(Data extracted from a collection)
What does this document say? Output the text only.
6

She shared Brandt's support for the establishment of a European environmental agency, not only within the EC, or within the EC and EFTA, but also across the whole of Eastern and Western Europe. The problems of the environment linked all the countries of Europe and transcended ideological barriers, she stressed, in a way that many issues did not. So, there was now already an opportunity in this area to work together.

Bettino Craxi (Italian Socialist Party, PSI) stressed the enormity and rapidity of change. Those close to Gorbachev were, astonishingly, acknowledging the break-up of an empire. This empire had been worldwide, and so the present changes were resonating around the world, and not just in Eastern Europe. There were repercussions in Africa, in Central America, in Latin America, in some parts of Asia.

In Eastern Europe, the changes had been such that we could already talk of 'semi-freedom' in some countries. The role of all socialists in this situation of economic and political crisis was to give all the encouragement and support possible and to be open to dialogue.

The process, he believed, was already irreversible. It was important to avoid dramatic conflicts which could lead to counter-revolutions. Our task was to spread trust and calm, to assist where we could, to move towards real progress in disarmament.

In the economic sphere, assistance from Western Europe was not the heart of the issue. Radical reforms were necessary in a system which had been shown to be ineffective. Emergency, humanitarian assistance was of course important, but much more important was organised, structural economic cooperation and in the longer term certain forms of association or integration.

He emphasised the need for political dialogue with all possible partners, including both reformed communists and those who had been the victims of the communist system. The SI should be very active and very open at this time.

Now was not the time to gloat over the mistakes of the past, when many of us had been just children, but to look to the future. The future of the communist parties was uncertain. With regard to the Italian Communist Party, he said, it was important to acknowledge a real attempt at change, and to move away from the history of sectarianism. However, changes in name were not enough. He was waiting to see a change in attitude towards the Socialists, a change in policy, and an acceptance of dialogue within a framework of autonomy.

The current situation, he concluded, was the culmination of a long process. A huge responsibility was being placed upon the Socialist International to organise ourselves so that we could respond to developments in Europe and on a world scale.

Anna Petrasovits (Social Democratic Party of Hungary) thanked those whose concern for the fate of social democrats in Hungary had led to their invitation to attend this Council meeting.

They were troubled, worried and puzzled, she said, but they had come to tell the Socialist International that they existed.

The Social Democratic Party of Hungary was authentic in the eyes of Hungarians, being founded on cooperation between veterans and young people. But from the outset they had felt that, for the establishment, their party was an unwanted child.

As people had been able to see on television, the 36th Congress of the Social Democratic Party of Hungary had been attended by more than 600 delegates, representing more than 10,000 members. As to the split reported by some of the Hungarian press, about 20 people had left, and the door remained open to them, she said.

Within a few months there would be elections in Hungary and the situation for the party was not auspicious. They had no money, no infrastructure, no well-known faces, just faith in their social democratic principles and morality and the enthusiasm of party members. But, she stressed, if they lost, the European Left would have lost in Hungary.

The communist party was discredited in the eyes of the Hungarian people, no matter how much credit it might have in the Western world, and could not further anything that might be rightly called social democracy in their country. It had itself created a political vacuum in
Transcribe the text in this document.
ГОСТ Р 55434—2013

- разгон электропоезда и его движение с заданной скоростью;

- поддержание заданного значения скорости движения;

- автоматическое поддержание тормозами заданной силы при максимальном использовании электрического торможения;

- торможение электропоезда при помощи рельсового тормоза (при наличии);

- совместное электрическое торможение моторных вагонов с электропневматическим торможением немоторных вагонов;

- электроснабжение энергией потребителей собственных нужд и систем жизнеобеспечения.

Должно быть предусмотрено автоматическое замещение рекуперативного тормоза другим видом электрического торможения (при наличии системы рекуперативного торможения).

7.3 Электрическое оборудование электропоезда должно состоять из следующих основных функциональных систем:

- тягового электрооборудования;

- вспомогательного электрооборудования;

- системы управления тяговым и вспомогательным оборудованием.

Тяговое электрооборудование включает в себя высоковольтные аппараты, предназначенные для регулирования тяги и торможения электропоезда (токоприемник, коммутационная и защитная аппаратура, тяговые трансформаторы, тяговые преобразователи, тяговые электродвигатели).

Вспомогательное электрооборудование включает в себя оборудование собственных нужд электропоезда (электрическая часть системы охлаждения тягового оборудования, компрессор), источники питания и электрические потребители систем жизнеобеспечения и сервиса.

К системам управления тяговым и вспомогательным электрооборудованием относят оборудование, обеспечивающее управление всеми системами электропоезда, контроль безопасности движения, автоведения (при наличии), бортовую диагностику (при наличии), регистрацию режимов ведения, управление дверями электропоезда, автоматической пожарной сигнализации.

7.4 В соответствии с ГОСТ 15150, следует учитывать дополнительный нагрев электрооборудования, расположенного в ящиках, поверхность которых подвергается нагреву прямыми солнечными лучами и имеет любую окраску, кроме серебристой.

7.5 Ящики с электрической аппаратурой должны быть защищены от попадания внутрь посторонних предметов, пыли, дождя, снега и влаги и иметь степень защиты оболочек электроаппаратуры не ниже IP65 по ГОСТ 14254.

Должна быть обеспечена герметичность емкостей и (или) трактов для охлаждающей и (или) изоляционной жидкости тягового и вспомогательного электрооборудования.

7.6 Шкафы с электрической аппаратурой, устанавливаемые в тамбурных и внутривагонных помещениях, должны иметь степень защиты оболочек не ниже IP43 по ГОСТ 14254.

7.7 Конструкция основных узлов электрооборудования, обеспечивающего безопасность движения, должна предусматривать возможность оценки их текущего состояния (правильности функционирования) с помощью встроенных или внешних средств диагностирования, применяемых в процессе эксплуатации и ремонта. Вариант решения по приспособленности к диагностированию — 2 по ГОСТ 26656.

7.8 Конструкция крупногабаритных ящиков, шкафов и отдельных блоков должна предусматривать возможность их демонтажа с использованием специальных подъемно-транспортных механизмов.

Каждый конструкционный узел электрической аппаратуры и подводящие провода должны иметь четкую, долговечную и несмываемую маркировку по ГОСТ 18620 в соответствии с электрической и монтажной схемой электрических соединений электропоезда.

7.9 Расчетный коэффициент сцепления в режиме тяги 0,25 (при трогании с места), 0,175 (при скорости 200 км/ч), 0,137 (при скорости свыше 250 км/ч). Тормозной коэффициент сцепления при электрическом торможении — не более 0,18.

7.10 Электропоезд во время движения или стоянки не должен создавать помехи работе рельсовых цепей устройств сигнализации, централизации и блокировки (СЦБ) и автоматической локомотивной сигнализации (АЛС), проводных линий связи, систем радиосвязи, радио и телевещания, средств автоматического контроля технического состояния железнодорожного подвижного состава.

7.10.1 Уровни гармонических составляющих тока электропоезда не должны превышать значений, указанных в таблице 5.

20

> [WHAT IS BEING ASKED]: Go through the listing and print each line exactly as it appears.

> [SOLUTION]:
What does this document say? Output the text only.
6

She shared Brandt's support for the establishment of a European environmental agency, not only within the EC, or within the EC and EFTA, but also across the whole of Eastern and Western Europe. The problems of the environment linked all the countries of Europe and transcended ideological barriers, she stressed, in a way that many issues did not. So, there was now already an opportunity in this area to work together.

Bettino Craxi (Italian Socialist Party, PSI) stressed the enormity and rapidity of change. Those close to Gorbachev were, astonishingly, acknowledging the break-up of an empire. This empire had been worldwide, and so the present changes were resonating around the world, and not just in Eastern Europe. There were repercussions in Africa, in Central America, in Latin America, in some parts of Asia.

In Eastern Europe, the changes had been such that we could already talk of 'semi-freedom' in some countries. The role of all socialists in this situation of economic and political crisis was to give all the encouragement and support possible and to be open to dialogue.

The process, he believed, was already irreversible. It was important to avoid dramatic conflicts which could lead to counter-revolutions. Our task was to spread trust and calm, to assist where we could, to move towards real progress in disarmament.

In the economic sphere, assistance from Western Europe was not the heart of the issue. Radical reforms were necessary in a system which had been shown to be ineffective. Emergency, humanitarian assistance was of course important, but much more important was organised, structural economic cooperation and in the longer term certain forms of association or integration.

He emphasised the need for political dialogue with all possible partners, including both reformed communists and those who had been the victims of the communist system. The SI should be very active and very open at this time.

Now was not the time to gloat over the mistakes of the past, when many of us had been just children, but to look to the future. The future of the communist parties was uncertain. With regard to the Italian Communist Party, he said, it was important to acknowledge a real attempt at change, and to move away from the history of sectarianism. However, changes in name were not enough. He was waiting to see a change in attitude towards the Socialists, a change in policy, and an acceptance of dialogue within a framework of autonomy.

The current situation, he concluded, was the culmination of a long process. A huge responsibility was being placed upon the Socialist International to organise ourselves so that we could respond to developments in Europe and on a world scale.

Anna Petrasovits (Social Democratic Party of Hungary) thanked those whose concern for the fate of social democrats in Hungary had led to their invitation to attend this Council meeting.

They were troubled, worried and puzzled, she said, but they had come to tell the Socialist International that they existed.

The Social Democratic Party of Hungary was authentic in the eyes of Hungarians, being founded on cooperation between veterans and young people. But from the outset they had felt that, for the establishment, their party was an unwanted child.

As people had been able to see on television, the 36th Congress of the Social Democratic Party of Hungary had been attended by more than 600 delegates, representing more than 10,000 members. As to the split reported by some of the Hungarian press, about 20 people had left, and the door remained open to them, she said.

Within a few months there would be elections in Hungary and the situation for the party was not auspicious. They had no money, no infrastructure, no well-known faces, just faith in their social democratic principles and morality and the enthusiasm of party members. But, she stressed, if they lost, the European Left would have lost in Hungary.

The communist party was discredited in the eyes of the Hungarian people, no matter how much credit it might have in the Western world, and could not further anything that might be rightly called social democracy in their country. It had itself created a political vacuum in
Transcribe the text in this document.
ГОСТ Р 55434—2013

- разгон электропоезда и его движение с заданной скоростью;

- поддержание заданного значения скорости движения;

- автоматическое поддержание тормозами заданной силы при максимальном использовании электрического торможения;

- торможение электропоезда при помощи рельсового тормоза (при наличии);

- совместное электрическое торможение моторных вагонов с электропневматическим торможением немоторных вагонов;

- электроснабжение энергией потребителей собственных нужд и систем жизнеобеспечения.

Должно быть предусмотрено автоматическое замещение рекуперативного тормоза другим видом электрического торможения (при наличии системы рекуперативного торможения).

7.3 Электрическое оборудование электропоезда должно состоять из следующих основных функциональных систем:

- тягового электрооборудования;

- вспомогательного электрооборудования;

- системы управления тяговым и вспомогательным оборудованием.

Тяговое электрооборудование включает в себя высоковольтные аппараты, предназначенные для регулирования тяги и торможения электропоезда (токоприемник, коммутационная и защитная аппаратура, тяговые трансформаторы, тяговые преобразователи, тяговые электродвигатели).

Вспомогательное электрооборудование включает в себя оборудование собственных нужд электропоезда (электрическая часть системы охлаждения тягового оборудования, компрессор), источники питания и электрические потребители систем жизнеобеспечения и сервиса.

К системам управления тяговым и вспомогательным электрооборудованием относят оборудование, обеспечивающее управление всеми системами электропоезда, контроль безопасности движения, автоведения (при наличии), бортовую диагностику (при наличии), регистрацию режимов ведения, управление дверями электропоезда, автоматической пожарной сигнализации.

7.4 В соответствии с ГОСТ 15150, следует учитывать дополнительный нагрев электрооборудования, расположенного в ящиках, поверхность которых подвергается нагреву прямыми солнечными лучами и имеет любую окраску, кроме серебристой.

7.5 Ящики с электрической аппаратурой должны быть защищены от попадания внутрь посторонних предметов, пыли, дождя, снега и влаги и иметь степень защиты оболочек электроаппаратуры не ниже IP65 по ГОСТ 14254.

Должна быть обеспечена герметичность емкостей и (или) трактов для охлаждающей и (или) изоляционной жидкости тягового и вспомогательного электрооборудования.

7.6 Шкафы с электрической аппаратурой, устанавливаемые в тамбурных и внутривагонных помещениях, должны иметь степень защиты оболочек не ниже IP43 по ГОСТ 14254.

7.7 Конструкция основных узлов электрооборудования, обеспечивающего безопасность движения, должна предусматривать возможность оценки их текущего состояния (правильности функционирования) с помощью встроенных или внешних средств диагностирования, применяемых в процессе эксплуатации и ремонта. Вариант решения по приспособленности к диагностированию — 2 по ГОСТ 26656.

7.8 Конструкция крупногабаритных ящиков, шкафов и отдельных блоков должна предусматривать возможность их демонтажа с использованием специальных подъемно-транспортных механизмов.

Каждый конструкционный узел электрической аппаратуры и подводящие провода должны иметь четкую, долговечную и несмываемую маркировку по ГОСТ 18620 в соответствии с электрической и монтажной схемой электрических соединений электропоезда.

7.9 Расчетный коэффициент сцепления в режиме тяги 0,25 (при трогании с места), 0,175 (при скорости 200 км/ч), 0,137 (при скорости свыше 250 км/ч). Тормозной коэффициент сцепления при электрическом торможении — не более 0,18.

7.10 Электропоезд во время движения или стоянки не должен создавать помехи работе рельсовых цепей устройств сигнализации, централизации и блокировки (СЦБ) и автоматической локомотивной сигнализации (АЛС), проводных линий связи, систем радиосвязи, радио и телевещания, средств автоматического контроля технического состояния железнодорожного подвижного состава.

7.10.1 Уровни гармонических составляющих тока электропоезда не должны превышать значений, указанных в таблице 5.

20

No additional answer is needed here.